Data excerpts.

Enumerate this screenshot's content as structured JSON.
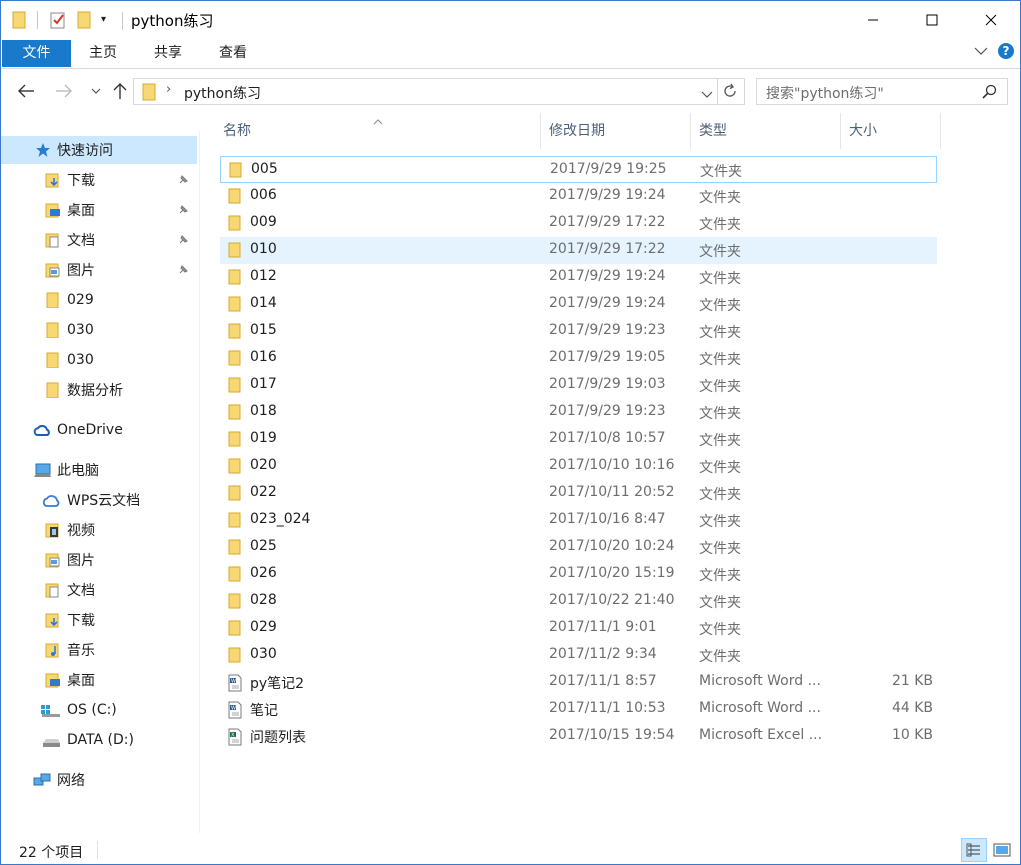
{
  "window": {
    "title": "python练习"
  },
  "ribbon": {
    "tabs": [
      "文件",
      "主页",
      "共享",
      "查看"
    ]
  },
  "address": {
    "path": "python练习",
    "search_placeholder": "搜索\"python练习\""
  },
  "nav": {
    "quick_access": "快速访问",
    "quick_items": [
      "下载",
      "桌面",
      "文档",
      "图片",
      "029",
      "030",
      "030",
      "数据分析"
    ],
    "onedrive": "OneDrive",
    "this_pc": "此电脑",
    "pc_items": [
      "WPS云文档",
      "视频",
      "图片",
      "文档",
      "下载",
      "音乐",
      "桌面",
      "OS (C:)",
      "DATA (D:)"
    ],
    "network": "网络"
  },
  "columns": {
    "name": "名称",
    "date": "修改日期",
    "type": "类型",
    "size": "大小"
  },
  "files": [
    {
      "name": "005",
      "date": "2017/9/29 19:25",
      "type": "文件夹",
      "size": "",
      "kind": "folder"
    },
    {
      "name": "006",
      "date": "2017/9/29 19:24",
      "type": "文件夹",
      "size": "",
      "kind": "folder"
    },
    {
      "name": "009",
      "date": "2017/9/29 17:22",
      "type": "文件夹",
      "size": "",
      "kind": "folder"
    },
    {
      "name": "010",
      "date": "2017/9/29 17:22",
      "type": "文件夹",
      "size": "",
      "kind": "folder"
    },
    {
      "name": "012",
      "date": "2017/9/29 19:24",
      "type": "文件夹",
      "size": "",
      "kind": "folder"
    },
    {
      "name": "014",
      "date": "2017/9/29 19:24",
      "type": "文件夹",
      "size": "",
      "kind": "folder"
    },
    {
      "name": "015",
      "date": "2017/9/29 19:23",
      "type": "文件夹",
      "size": "",
      "kind": "folder"
    },
    {
      "name": "016",
      "date": "2017/9/29 19:05",
      "type": "文件夹",
      "size": "",
      "kind": "folder"
    },
    {
      "name": "017",
      "date": "2017/9/29 19:03",
      "type": "文件夹",
      "size": "",
      "kind": "folder"
    },
    {
      "name": "018",
      "date": "2017/9/29 19:23",
      "type": "文件夹",
      "size": "",
      "kind": "folder"
    },
    {
      "name": "019",
      "date": "2017/10/8 10:57",
      "type": "文件夹",
      "size": "",
      "kind": "folder"
    },
    {
      "name": "020",
      "date": "2017/10/10 10:16",
      "type": "文件夹",
      "size": "",
      "kind": "folder"
    },
    {
      "name": "022",
      "date": "2017/10/11 20:52",
      "type": "文件夹",
      "size": "",
      "kind": "folder"
    },
    {
      "name": "023_024",
      "date": "2017/10/16 8:47",
      "type": "文件夹",
      "size": "",
      "kind": "folder"
    },
    {
      "name": "025",
      "date": "2017/10/20 10:24",
      "type": "文件夹",
      "size": "",
      "kind": "folder"
    },
    {
      "name": "026",
      "date": "2017/10/20 15:19",
      "type": "文件夹",
      "size": "",
      "kind": "folder"
    },
    {
      "name": "028",
      "date": "2017/10/22 21:40",
      "type": "文件夹",
      "size": "",
      "kind": "folder"
    },
    {
      "name": "029",
      "date": "2017/11/1 9:01",
      "type": "文件夹",
      "size": "",
      "kind": "folder"
    },
    {
      "name": "030",
      "date": "2017/11/2 9:34",
      "type": "文件夹",
      "size": "",
      "kind": "folder"
    },
    {
      "name": "py笔记2",
      "date": "2017/11/1 8:57",
      "type": "Microsoft Word ...",
      "size": "21 KB",
      "kind": "word"
    },
    {
      "name": "笔记",
      "date": "2017/11/1 10:53",
      "type": "Microsoft Word ...",
      "size": "44 KB",
      "kind": "word"
    },
    {
      "name": "问题列表",
      "date": "2017/10/15 19:54",
      "type": "Microsoft Excel ...",
      "size": "10 KB",
      "kind": "excel"
    }
  ],
  "status": {
    "count": "22 个项目"
  },
  "colors": {
    "accent": "#1979ca",
    "selected": "#cce8ff",
    "hover": "#e5f3ff",
    "folder": "#f8d775"
  }
}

EXERCISE TASK. Reproduce the whole listing above word for word, but not its pictures.

RESULT FOR THIS TASK.
Enumerate this screenshot's content as structured JSON.
{
  "window": {
    "title": "python练习"
  },
  "ribbon": {
    "tabs": [
      "文件",
      "主页",
      "共享",
      "查看"
    ]
  },
  "address": {
    "path": "python练习",
    "search_placeholder": "搜索\"python练习\""
  },
  "nav": {
    "quick_access": "快速访问",
    "quick_items": [
      "下载",
      "桌面",
      "文档",
      "图片",
      "029",
      "030",
      "030",
      "数据分析"
    ],
    "onedrive": "OneDrive",
    "this_pc": "此电脑",
    "pc_items": [
      "WPS云文档",
      "视频",
      "图片",
      "文档",
      "下载",
      "音乐",
      "桌面",
      "OS (C:)",
      "DATA (D:)"
    ],
    "network": "网络"
  },
  "columns": {
    "name": "名称",
    "date": "修改日期",
    "type": "类型",
    "size": "大小"
  },
  "files": [
    {
      "name": "005",
      "date": "2017/9/29 19:25",
      "type": "文件夹",
      "size": "",
      "kind": "folder"
    },
    {
      "name": "006",
      "date": "2017/9/29 19:24",
      "type": "文件夹",
      "size": "",
      "kind": "folder"
    },
    {
      "name": "009",
      "date": "2017/9/29 17:22",
      "type": "文件夹",
      "size": "",
      "kind": "folder"
    },
    {
      "name": "010",
      "date": "2017/9/29 17:22",
      "type": "文件夹",
      "size": "",
      "kind": "folder"
    },
    {
      "name": "012",
      "date": "2017/9/29 19:24",
      "type": "文件夹",
      "size": "",
      "kind": "folder"
    },
    {
      "name": "014",
      "date": "2017/9/29 19:24",
      "type": "文件夹",
      "size": "",
      "kind": "folder"
    },
    {
      "name": "015",
      "date": "2017/9/29 19:23",
      "type": "文件夹",
      "size": "",
      "kind": "folder"
    },
    {
      "name": "016",
      "date": "2017/9/29 19:05",
      "type": "文件夹",
      "size": "",
      "kind": "folder"
    },
    {
      "name": "017",
      "date": "2017/9/29 19:03",
      "type": "文件夹",
      "size": "",
      "kind": "folder"
    },
    {
      "name": "018",
      "date": "2017/9/29 19:23",
      "type": "文件夹",
      "size": "",
      "kind": "folder"
    },
    {
      "name": "019",
      "date": "2017/10/8 10:57",
      "type": "文件夹",
      "size": "",
      "kind": "folder"
    },
    {
      "name": "020",
      "date": "2017/10/10 10:16",
      "type": "文件夹",
      "size": "",
      "kind": "folder"
    },
    {
      "name": "022",
      "date": "2017/10/11 20:52",
      "type": "文件夹",
      "size": "",
      "kind": "folder"
    },
    {
      "name": "023_024",
      "date": "2017/10/16 8:47",
      "type": "文件夹",
      "size": "",
      "kind": "folder"
    },
    {
      "name": "025",
      "date": "2017/10/20 10:24",
      "type": "文件夹",
      "size": "",
      "kind": "folder"
    },
    {
      "name": "026",
      "date": "2017/10/20 15:19",
      "type": "文件夹",
      "size": "",
      "kind": "folder"
    },
    {
      "name": "028",
      "date": "2017/10/22 21:40",
      "type": "文件夹",
      "size": "",
      "kind": "folder"
    },
    {
      "name": "029",
      "date": "2017/11/1 9:01",
      "type": "文件夹",
      "size": "",
      "kind": "folder"
    },
    {
      "name": "030",
      "date": "2017/11/2 9:34",
      "type": "文件夹",
      "size": "",
      "kind": "folder"
    },
    {
      "name": "py笔记2",
      "date": "2017/11/1 8:57",
      "type": "Microsoft Word ...",
      "size": "21 KB",
      "kind": "word"
    },
    {
      "name": "笔记",
      "date": "2017/11/1 10:53",
      "type": "Microsoft Word ...",
      "size": "44 KB",
      "kind": "word"
    },
    {
      "name": "问题列表",
      "date": "2017/10/15 19:54",
      "type": "Microsoft Excel ...",
      "size": "10 KB",
      "kind": "excel"
    }
  ],
  "status": {
    "count": "22 个项目"
  },
  "colors": {
    "accent": "#1979ca",
    "selected": "#cce8ff",
    "hover": "#e5f3ff",
    "folder": "#f8d775"
  }
}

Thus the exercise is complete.